Stored data

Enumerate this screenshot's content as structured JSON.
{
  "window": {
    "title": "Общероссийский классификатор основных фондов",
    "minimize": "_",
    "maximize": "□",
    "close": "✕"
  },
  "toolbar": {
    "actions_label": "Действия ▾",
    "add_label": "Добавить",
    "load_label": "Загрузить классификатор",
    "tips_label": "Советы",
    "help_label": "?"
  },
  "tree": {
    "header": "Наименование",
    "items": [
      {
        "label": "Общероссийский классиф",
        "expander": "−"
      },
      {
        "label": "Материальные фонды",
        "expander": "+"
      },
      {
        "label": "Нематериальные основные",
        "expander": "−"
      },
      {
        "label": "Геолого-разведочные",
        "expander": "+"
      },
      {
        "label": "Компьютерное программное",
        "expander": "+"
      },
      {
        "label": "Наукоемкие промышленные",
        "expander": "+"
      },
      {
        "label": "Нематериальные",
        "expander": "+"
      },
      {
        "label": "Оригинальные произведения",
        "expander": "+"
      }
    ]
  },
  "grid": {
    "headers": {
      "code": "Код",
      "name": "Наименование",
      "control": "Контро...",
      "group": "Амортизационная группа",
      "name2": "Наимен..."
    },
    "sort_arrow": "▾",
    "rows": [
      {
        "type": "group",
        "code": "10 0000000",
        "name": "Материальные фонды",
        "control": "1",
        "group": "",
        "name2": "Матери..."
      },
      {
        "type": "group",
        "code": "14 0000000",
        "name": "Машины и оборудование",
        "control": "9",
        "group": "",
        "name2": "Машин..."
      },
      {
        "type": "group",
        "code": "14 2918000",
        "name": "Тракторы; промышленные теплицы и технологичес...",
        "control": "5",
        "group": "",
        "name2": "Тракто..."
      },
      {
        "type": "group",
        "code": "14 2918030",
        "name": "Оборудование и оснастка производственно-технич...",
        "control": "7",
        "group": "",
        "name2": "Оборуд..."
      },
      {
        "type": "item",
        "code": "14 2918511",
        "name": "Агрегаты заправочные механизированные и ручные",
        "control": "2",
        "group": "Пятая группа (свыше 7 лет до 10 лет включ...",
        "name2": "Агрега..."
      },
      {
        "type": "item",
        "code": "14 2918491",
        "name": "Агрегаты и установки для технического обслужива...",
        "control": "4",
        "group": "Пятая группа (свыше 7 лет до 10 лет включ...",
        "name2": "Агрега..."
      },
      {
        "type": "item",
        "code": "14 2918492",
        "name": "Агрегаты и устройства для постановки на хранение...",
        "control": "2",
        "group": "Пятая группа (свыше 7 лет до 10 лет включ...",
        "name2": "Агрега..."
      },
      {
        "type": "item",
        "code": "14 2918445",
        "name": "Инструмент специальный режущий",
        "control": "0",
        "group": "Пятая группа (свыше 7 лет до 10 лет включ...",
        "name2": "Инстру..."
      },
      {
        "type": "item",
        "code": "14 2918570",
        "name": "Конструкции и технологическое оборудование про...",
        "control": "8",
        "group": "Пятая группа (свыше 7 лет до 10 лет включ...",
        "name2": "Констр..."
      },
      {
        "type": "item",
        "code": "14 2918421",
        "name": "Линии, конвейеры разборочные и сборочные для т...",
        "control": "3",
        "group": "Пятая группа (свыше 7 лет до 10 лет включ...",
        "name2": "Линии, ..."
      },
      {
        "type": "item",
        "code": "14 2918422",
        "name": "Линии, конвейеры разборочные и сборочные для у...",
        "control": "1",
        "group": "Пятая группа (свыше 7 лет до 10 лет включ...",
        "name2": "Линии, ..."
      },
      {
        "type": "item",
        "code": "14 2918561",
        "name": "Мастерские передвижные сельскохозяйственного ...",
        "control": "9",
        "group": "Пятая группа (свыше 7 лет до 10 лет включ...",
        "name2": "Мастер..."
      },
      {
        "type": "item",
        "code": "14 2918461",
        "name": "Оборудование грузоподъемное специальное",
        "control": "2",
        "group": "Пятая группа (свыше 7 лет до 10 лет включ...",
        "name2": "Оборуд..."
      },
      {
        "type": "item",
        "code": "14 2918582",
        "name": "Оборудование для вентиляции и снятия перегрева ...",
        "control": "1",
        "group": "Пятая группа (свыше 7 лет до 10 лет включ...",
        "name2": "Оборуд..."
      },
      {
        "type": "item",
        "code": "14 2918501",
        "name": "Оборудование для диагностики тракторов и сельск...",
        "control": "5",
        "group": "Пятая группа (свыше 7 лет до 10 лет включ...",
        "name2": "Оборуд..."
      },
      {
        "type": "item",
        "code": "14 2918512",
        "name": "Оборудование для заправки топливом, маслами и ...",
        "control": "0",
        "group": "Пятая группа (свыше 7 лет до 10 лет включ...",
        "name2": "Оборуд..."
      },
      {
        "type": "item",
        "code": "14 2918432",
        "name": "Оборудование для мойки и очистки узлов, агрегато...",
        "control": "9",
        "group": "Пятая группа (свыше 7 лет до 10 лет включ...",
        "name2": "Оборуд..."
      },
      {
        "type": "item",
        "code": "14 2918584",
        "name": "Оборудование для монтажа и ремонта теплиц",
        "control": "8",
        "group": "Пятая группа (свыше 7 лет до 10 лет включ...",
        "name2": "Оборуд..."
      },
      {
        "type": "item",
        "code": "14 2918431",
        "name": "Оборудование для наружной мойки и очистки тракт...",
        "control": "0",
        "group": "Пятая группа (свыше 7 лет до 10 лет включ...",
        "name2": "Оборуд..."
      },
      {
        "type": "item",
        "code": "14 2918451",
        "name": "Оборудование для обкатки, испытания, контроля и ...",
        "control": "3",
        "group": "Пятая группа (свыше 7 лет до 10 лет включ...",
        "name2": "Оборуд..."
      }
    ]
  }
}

**Directions**
Each of the records should be retyped exactly.

**Written response**
Enumerate this screenshot's content as structured JSON.
{
  "window": {
    "title": "Общероссийский классификатор основных фондов",
    "minimize": "_",
    "maximize": "□",
    "close": "✕"
  },
  "toolbar": {
    "actions_label": "Действия ▾",
    "add_label": "Добавить",
    "load_label": "Загрузить классификатор",
    "tips_label": "Советы",
    "help_label": "?"
  },
  "tree": {
    "header": "Наименование",
    "items": [
      {
        "label": "Общероссийский классиф",
        "expander": "−"
      },
      {
        "label": "Материальные фонды",
        "expander": "+"
      },
      {
        "label": "Нематериальные основные",
        "expander": "−"
      },
      {
        "label": "Геолого-разведочные",
        "expander": "+"
      },
      {
        "label": "Компьютерное программное",
        "expander": "+"
      },
      {
        "label": "Наукоемкие промышленные",
        "expander": "+"
      },
      {
        "label": "Нематериальные",
        "expander": "+"
      },
      {
        "label": "Оригинальные произведения",
        "expander": "+"
      }
    ]
  },
  "grid": {
    "headers": {
      "code": "Код",
      "name": "Наименование",
      "control": "Контро...",
      "group": "Амортизационная группа",
      "name2": "Наимен..."
    },
    "sort_arrow": "▾",
    "rows": [
      {
        "type": "group",
        "code": "10 0000000",
        "name": "Материальные фонды",
        "control": "1",
        "group": "",
        "name2": "Матери..."
      },
      {
        "type": "group",
        "code": "14 0000000",
        "name": "Машины и оборудование",
        "control": "9",
        "group": "",
        "name2": "Машин..."
      },
      {
        "type": "group",
        "code": "14 2918000",
        "name": "Тракторы; промышленные теплицы и технологичес...",
        "control": "5",
        "group": "",
        "name2": "Тракто..."
      },
      {
        "type": "group",
        "code": "14 2918030",
        "name": "Оборудование и оснастка производственно-технич...",
        "control": "7",
        "group": "",
        "name2": "Оборуд..."
      },
      {
        "type": "item",
        "code": "14 2918511",
        "name": "Агрегаты заправочные механизированные и ручные",
        "control": "2",
        "group": "Пятая группа (свыше 7 лет до 10 лет включ...",
        "name2": "Агрега..."
      },
      {
        "type": "item",
        "code": "14 2918491",
        "name": "Агрегаты и установки для технического обслужива...",
        "control": "4",
        "group": "Пятая группа (свыше 7 лет до 10 лет включ...",
        "name2": "Агрега..."
      },
      {
        "type": "item",
        "code": "14 2918492",
        "name": "Агрегаты и устройства для постановки на хранение...",
        "control": "2",
        "group": "Пятая группа (свыше 7 лет до 10 лет включ...",
        "name2": "Агрега..."
      },
      {
        "type": "item",
        "code": "14 2918445",
        "name": "Инструмент специальный режущий",
        "control": "0",
        "group": "Пятая группа (свыше 7 лет до 10 лет включ...",
        "name2": "Инстру..."
      },
      {
        "type": "item",
        "code": "14 2918570",
        "name": "Конструкции и технологическое оборудование про...",
        "control": "8",
        "group": "Пятая группа (свыше 7 лет до 10 лет включ...",
        "name2": "Констр..."
      },
      {
        "type": "item",
        "code": "14 2918421",
        "name": "Линии, конвейеры разборочные и сборочные для т...",
        "control": "3",
        "group": "Пятая группа (свыше 7 лет до 10 лет включ...",
        "name2": "Линии, ..."
      },
      {
        "type": "item",
        "code": "14 2918422",
        "name": "Линии, конвейеры разборочные и сборочные для у...",
        "control": "1",
        "group": "Пятая группа (свыше 7 лет до 10 лет включ...",
        "name2": "Линии, ..."
      },
      {
        "type": "item",
        "code": "14 2918561",
        "name": "Мастерские передвижные сельскохозяйственного ...",
        "control": "9",
        "group": "Пятая группа (свыше 7 лет до 10 лет включ...",
        "name2": "Мастер..."
      },
      {
        "type": "item",
        "code": "14 2918461",
        "name": "Оборудование грузоподъемное специальное",
        "control": "2",
        "group": "Пятая группа (свыше 7 лет до 10 лет включ...",
        "name2": "Оборуд..."
      },
      {
        "type": "item",
        "code": "14 2918582",
        "name": "Оборудование для вентиляции и снятия перегрева ...",
        "control": "1",
        "group": "Пятая группа (свыше 7 лет до 10 лет включ...",
        "name2": "Оборуд..."
      },
      {
        "type": "item",
        "code": "14 2918501",
        "name": "Оборудование для диагностики тракторов и сельск...",
        "control": "5",
        "group": "Пятая группа (свыше 7 лет до 10 лет включ...",
        "name2": "Оборуд..."
      },
      {
        "type": "item",
        "code": "14 2918512",
        "name": "Оборудование для заправки топливом, маслами и ...",
        "control": "0",
        "group": "Пятая группа (свыше 7 лет до 10 лет включ...",
        "name2": "Оборуд..."
      },
      {
        "type": "item",
        "code": "14 2918432",
        "name": "Оборудование для мойки и очистки узлов, агрегато...",
        "control": "9",
        "group": "Пятая группа (свыше 7 лет до 10 лет включ...",
        "name2": "Оборуд..."
      },
      {
        "type": "item",
        "code": "14 2918584",
        "name": "Оборудование для монтажа и ремонта теплиц",
        "control": "8",
        "group": "Пятая группа (свыше 7 лет до 10 лет включ...",
        "name2": "Оборуд..."
      },
      {
        "type": "item",
        "code": "14 2918431",
        "name": "Оборудование для наружной мойки и очистки тракт...",
        "control": "0",
        "group": "Пятая группа (свыше 7 лет до 10 лет включ...",
        "name2": "Оборуд..."
      },
      {
        "type": "item",
        "code": "14 2918451",
        "name": "Оборудование для обкатки, испытания, контроля и ...",
        "control": "3",
        "group": "Пятая группа (свыше 7 лет до 10 лет включ...",
        "name2": "Оборуд..."
      }
    ]
  }
}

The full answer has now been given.